Entries taken from a collection
>>>>>

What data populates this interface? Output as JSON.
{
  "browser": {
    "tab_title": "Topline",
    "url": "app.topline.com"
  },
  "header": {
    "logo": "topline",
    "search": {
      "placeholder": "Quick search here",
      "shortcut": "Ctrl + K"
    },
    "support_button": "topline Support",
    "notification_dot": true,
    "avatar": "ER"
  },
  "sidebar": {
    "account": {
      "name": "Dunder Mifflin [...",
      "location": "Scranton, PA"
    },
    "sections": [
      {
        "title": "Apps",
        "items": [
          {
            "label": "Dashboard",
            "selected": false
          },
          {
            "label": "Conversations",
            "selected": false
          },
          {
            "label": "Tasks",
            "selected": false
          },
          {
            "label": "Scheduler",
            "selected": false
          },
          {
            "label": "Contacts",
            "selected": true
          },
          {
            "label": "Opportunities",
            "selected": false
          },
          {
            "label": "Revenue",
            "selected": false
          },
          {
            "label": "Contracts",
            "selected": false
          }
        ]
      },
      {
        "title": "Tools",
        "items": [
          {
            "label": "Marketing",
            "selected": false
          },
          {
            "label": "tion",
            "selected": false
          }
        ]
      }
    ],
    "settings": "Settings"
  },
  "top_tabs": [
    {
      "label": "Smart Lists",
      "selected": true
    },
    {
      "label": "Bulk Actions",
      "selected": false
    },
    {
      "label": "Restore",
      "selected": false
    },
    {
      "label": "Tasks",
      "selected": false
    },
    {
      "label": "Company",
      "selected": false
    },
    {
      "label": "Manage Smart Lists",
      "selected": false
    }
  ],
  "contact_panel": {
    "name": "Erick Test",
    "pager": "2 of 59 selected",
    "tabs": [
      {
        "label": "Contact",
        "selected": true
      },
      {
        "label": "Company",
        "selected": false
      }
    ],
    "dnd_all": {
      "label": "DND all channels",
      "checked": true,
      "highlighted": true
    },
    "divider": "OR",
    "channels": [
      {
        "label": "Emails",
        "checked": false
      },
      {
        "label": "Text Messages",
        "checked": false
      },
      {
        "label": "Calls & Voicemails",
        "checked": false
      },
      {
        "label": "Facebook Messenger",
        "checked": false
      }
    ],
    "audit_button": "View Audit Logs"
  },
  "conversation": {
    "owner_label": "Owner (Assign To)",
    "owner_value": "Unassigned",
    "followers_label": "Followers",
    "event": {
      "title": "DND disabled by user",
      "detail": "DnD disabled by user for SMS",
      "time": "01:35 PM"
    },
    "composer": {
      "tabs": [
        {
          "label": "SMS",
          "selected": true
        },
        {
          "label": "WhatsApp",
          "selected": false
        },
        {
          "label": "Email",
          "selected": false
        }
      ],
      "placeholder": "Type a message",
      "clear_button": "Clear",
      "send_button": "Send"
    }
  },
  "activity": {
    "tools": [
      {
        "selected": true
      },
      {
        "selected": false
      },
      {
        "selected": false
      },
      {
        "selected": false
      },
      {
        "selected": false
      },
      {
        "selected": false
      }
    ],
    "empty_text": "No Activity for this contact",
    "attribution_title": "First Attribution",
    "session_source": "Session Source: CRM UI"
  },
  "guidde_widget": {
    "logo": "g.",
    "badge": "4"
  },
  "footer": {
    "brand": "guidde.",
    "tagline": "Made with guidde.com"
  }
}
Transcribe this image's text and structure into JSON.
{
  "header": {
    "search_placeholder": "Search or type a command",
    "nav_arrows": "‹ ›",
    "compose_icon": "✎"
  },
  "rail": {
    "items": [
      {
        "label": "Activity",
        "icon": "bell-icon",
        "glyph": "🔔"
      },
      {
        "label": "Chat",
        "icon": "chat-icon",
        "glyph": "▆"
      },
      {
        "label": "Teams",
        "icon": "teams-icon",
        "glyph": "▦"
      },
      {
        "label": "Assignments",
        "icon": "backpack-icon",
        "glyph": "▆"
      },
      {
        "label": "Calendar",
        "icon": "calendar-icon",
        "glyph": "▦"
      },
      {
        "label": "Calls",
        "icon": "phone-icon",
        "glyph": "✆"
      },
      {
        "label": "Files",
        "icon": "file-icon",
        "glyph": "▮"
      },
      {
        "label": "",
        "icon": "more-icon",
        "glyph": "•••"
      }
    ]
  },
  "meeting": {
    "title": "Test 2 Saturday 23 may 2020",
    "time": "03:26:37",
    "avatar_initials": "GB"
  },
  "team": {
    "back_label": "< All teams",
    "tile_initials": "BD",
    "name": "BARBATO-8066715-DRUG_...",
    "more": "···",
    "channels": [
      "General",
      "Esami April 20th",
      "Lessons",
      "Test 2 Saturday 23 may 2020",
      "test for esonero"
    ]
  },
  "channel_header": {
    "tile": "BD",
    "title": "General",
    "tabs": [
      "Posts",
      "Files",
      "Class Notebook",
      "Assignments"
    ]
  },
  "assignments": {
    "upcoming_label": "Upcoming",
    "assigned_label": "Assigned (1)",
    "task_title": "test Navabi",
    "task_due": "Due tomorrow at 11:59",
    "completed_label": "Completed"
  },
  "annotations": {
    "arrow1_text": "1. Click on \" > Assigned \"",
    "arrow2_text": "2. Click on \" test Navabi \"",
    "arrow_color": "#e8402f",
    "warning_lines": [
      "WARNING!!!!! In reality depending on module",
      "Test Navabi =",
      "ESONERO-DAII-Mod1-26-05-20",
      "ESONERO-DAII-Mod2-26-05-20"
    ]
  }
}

<<<<<

EXERCISE AIM :: Reproduce the material above without altering a single character.

OUTPUT BELOW ::
What data populates this interface? Output as JSON.
{
  "browser": {
    "tab_title": "Topline",
    "url": "app.topline.com"
  },
  "header": {
    "logo": "topline",
    "search": {
      "placeholder": "Quick search here",
      "shortcut": "Ctrl + K"
    },
    "support_button": "topline Support",
    "notification_dot": true,
    "avatar": "ER"
  },
  "sidebar": {
    "account": {
      "name": "Dunder Mifflin [...",
      "location": "Scranton, PA"
    },
    "sections": [
      {
        "title": "Apps",
        "items": [
          {
            "label": "Dashboard",
            "selected": false
          },
          {
            "label": "Conversations",
            "selected": false
          },
          {
            "label": "Tasks",
            "selected": false
          },
          {
            "label": "Scheduler",
            "selected": false
          },
          {
            "label": "Contacts",
            "selected": true
          },
          {
            "label": "Opportunities",
            "selected": false
          },
          {
            "label": "Revenue",
            "selected": false
          },
          {
            "label": "Contracts",
            "selected": false
          }
        ]
      },
      {
        "title": "Tools",
        "items": [
          {
            "label": "Marketing",
            "selected": false
          },
          {
            "label": "tion",
            "selected": false
          }
        ]
      }
    ],
    "settings": "Settings"
  },
  "top_tabs": [
    {
      "label": "Smart Lists",
      "selected": true
    },
    {
      "label": "Bulk Actions",
      "selected": false
    },
    {
      "label": "Restore",
      "selected": false
    },
    {
      "label": "Tasks",
      "selected": false
    },
    {
      "label": "Company",
      "selected": false
    },
    {
      "label": "Manage Smart Lists",
      "selected": false
    }
  ],
  "contact_panel": {
    "name": "Erick Test",
    "pager": "2 of 59 selected",
    "tabs": [
      {
        "label": "Contact",
        "selected": true
      },
      {
        "label": "Company",
        "selected": false
      }
    ],
    "dnd_all": {
      "label": "DND all channels",
      "checked": true,
      "highlighted": true
    },
    "divider": "OR",
    "channels": [
      {
        "label": "Emails",
        "checked": false
      },
      {
        "label": "Text Messages",
        "checked": false
      },
      {
        "label": "Calls & Voicemails",
        "checked": false
      },
      {
        "label": "Facebook Messenger",
        "checked": false
      }
    ],
    "audit_button": "View Audit Logs"
  },
  "conversation": {
    "owner_label": "Owner (Assign To)",
    "owner_value": "Unassigned",
    "followers_label": "Followers",
    "event": {
      "title": "DND disabled by user",
      "detail": "DnD disabled by user for SMS",
      "time": "01:35 PM"
    },
    "composer": {
      "tabs": [
        {
          "label": "SMS",
          "selected": true
        },
        {
          "label": "WhatsApp",
          "selected": false
        },
        {
          "label": "Email",
          "selected": false
        }
      ],
      "placeholder": "Type a message",
      "clear_button": "Clear",
      "send_button": "Send"
    }
  },
  "activity": {
    "tools": [
      {
        "selected": true
      },
      {
        "selected": false
      },
      {
        "selected": false
      },
      {
        "selected": false
      },
      {
        "selected": false
      },
      {
        "selected": false
      }
    ],
    "empty_text": "No Activity for this contact",
    "attribution_title": "First Attribution",
    "session_source": "Session Source: CRM UI"
  },
  "guidde_widget": {
    "logo": "g.",
    "badge": "4"
  },
  "footer": {
    "brand": "guidde.",
    "tagline": "Made with guidde.com"
  }
}
Transcribe this image's text and structure into JSON.
{
  "header": {
    "search_placeholder": "Search or type a command",
    "nav_arrows": "‹ ›",
    "compose_icon": "✎"
  },
  "rail": {
    "items": [
      {
        "label": "Activity",
        "icon": "bell-icon",
        "glyph": "🔔"
      },
      {
        "label": "Chat",
        "icon": "chat-icon",
        "glyph": "▆"
      },
      {
        "label": "Teams",
        "icon": "teams-icon",
        "glyph": "▦"
      },
      {
        "label": "Assignments",
        "icon": "backpack-icon",
        "glyph": "▆"
      },
      {
        "label": "Calendar",
        "icon": "calendar-icon",
        "glyph": "▦"
      },
      {
        "label": "Calls",
        "icon": "phone-icon",
        "glyph": "✆"
      },
      {
        "label": "Files",
        "icon": "file-icon",
        "glyph": "▮"
      },
      {
        "label": "",
        "icon": "more-icon",
        "glyph": "•••"
      }
    ]
  },
  "meeting": {
    "title": "Test 2 Saturday 23 may 2020",
    "time": "03:26:37",
    "avatar_initials": "GB"
  },
  "team": {
    "back_label": "< All teams",
    "tile_initials": "BD",
    "name": "BARBATO-8066715-DRUG_...",
    "more": "···",
    "channels": [
      "General",
      "Esami April 20th",
      "Lessons",
      "Test 2 Saturday 23 may 2020",
      "test for esonero"
    ]
  },
  "channel_header": {
    "tile": "BD",
    "title": "General",
    "tabs": [
      "Posts",
      "Files",
      "Class Notebook",
      "Assignments"
    ]
  },
  "assignments": {
    "upcoming_label": "Upcoming",
    "assigned_label": "Assigned (1)",
    "task_title": "test Navabi",
    "task_due": "Due tomorrow at 11:59",
    "completed_label": "Completed"
  },
  "annotations": {
    "arrow1_text": "1. Click on \" > Assigned \"",
    "arrow2_text": "2. Click on \" test Navabi \"",
    "arrow_color": "#e8402f",
    "warning_lines": [
      "WARNING!!!!! In reality depending on module",
      "Test Navabi =",
      "ESONERO-DAII-Mod1-26-05-20",
      "ESONERO-DAII-Mod2-26-05-20"
    ]
  }
}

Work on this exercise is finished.